**Dataset excerpts**
• • • • •

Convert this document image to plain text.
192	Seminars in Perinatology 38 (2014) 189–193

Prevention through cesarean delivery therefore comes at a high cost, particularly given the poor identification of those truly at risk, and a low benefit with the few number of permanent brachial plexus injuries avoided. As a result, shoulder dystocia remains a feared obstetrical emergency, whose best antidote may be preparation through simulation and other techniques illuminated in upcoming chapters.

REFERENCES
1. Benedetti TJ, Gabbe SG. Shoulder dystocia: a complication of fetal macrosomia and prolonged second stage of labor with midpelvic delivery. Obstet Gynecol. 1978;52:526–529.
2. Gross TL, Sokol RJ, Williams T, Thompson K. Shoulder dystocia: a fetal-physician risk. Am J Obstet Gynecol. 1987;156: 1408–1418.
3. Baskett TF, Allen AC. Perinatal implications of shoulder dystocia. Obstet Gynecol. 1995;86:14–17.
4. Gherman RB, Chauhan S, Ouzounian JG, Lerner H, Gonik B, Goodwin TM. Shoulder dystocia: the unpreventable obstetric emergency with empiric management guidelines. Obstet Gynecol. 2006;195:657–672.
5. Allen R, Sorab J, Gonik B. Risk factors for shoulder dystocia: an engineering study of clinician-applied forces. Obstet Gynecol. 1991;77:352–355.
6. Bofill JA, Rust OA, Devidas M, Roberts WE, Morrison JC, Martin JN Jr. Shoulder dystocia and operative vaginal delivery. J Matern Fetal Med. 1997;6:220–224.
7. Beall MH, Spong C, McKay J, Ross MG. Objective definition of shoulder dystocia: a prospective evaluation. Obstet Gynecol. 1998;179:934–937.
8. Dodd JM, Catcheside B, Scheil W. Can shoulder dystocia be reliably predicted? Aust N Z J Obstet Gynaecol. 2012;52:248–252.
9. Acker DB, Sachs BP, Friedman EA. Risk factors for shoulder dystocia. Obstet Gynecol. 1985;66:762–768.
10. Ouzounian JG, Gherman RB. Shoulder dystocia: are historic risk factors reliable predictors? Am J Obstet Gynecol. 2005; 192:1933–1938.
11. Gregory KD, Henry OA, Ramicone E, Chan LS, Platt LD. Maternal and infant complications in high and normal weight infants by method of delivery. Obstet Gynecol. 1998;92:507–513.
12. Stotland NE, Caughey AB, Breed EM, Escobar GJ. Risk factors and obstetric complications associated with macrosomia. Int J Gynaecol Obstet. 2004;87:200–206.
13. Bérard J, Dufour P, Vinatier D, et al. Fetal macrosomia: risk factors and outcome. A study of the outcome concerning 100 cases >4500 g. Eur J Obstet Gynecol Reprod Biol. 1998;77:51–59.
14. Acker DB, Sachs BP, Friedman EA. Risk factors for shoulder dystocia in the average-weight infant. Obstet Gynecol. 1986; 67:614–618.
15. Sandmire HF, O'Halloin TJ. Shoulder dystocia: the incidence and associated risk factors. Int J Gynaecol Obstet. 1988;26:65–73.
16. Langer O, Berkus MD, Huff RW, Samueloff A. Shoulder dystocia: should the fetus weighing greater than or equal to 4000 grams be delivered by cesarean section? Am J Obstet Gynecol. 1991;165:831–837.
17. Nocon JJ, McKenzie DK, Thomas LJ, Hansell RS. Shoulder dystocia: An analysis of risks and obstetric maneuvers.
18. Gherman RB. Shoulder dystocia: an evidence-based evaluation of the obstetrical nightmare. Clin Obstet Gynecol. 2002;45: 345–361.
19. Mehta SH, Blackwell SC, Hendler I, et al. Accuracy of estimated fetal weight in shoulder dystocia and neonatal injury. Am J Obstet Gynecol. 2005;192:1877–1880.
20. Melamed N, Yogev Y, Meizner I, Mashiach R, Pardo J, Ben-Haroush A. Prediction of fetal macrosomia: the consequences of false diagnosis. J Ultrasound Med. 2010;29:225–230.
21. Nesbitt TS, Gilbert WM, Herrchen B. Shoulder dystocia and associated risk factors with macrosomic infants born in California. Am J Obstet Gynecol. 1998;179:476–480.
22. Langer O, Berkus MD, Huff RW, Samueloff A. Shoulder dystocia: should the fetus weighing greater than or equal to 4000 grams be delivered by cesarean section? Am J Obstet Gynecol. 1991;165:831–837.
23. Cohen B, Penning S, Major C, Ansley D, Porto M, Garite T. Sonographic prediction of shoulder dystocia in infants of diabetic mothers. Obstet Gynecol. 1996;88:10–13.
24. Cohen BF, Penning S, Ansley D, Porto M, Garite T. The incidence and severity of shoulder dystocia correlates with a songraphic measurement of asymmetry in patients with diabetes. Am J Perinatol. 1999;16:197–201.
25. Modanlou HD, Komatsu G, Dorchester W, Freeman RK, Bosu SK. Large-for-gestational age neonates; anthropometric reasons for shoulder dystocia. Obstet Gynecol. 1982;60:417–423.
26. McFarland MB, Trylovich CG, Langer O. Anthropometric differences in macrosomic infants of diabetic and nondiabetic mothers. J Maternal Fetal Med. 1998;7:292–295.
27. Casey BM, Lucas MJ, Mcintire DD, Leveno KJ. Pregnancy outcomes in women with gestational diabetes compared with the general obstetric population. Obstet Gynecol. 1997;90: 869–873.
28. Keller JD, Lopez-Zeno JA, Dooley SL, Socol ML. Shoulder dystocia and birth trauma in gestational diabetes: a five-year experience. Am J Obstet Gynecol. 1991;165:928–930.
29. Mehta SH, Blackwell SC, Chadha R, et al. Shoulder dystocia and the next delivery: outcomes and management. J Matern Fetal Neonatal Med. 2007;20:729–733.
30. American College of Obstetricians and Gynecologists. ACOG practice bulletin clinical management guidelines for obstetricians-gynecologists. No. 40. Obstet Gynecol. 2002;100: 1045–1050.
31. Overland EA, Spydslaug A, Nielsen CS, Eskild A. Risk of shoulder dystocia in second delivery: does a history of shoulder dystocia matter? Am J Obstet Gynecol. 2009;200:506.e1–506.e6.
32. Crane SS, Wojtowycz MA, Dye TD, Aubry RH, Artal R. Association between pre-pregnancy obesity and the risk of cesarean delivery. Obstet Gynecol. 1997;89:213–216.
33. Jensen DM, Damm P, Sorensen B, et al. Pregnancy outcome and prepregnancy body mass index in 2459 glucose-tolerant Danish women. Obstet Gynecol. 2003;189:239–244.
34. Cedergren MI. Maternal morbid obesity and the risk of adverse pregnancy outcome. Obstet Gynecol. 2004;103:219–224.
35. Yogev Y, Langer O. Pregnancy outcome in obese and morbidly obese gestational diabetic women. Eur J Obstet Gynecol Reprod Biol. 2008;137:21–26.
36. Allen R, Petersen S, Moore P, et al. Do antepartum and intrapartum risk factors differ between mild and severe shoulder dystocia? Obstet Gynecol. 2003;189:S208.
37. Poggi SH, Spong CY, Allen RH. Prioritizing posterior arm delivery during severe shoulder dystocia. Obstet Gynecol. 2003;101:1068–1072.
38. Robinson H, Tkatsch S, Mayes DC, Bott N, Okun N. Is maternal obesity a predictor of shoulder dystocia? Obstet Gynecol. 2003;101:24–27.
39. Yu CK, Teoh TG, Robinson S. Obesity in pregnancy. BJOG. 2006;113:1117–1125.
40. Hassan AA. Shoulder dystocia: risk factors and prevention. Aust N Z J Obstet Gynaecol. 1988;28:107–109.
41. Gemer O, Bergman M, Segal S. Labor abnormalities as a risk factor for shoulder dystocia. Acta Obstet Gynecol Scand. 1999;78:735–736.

• • • • •

**Task brief**
For an answer, give a copy of every line in the listing that holds the word "Blackwell".

**Solved exercise**
19. Mehta SH, Blackwell SC, Hendler I, et al. Accuracy of estimated fetal weight in shoulder dystocia and neonatal injury. Am J Obstet Gynecol. 2005;192:1877–1880.
29. Mehta SH, Blackwell SC, Chadha R, et al. Shoulder dystocia and the next delivery: outcomes and management. J Matern Fetal Neonatal Med. 2007;20:729–733.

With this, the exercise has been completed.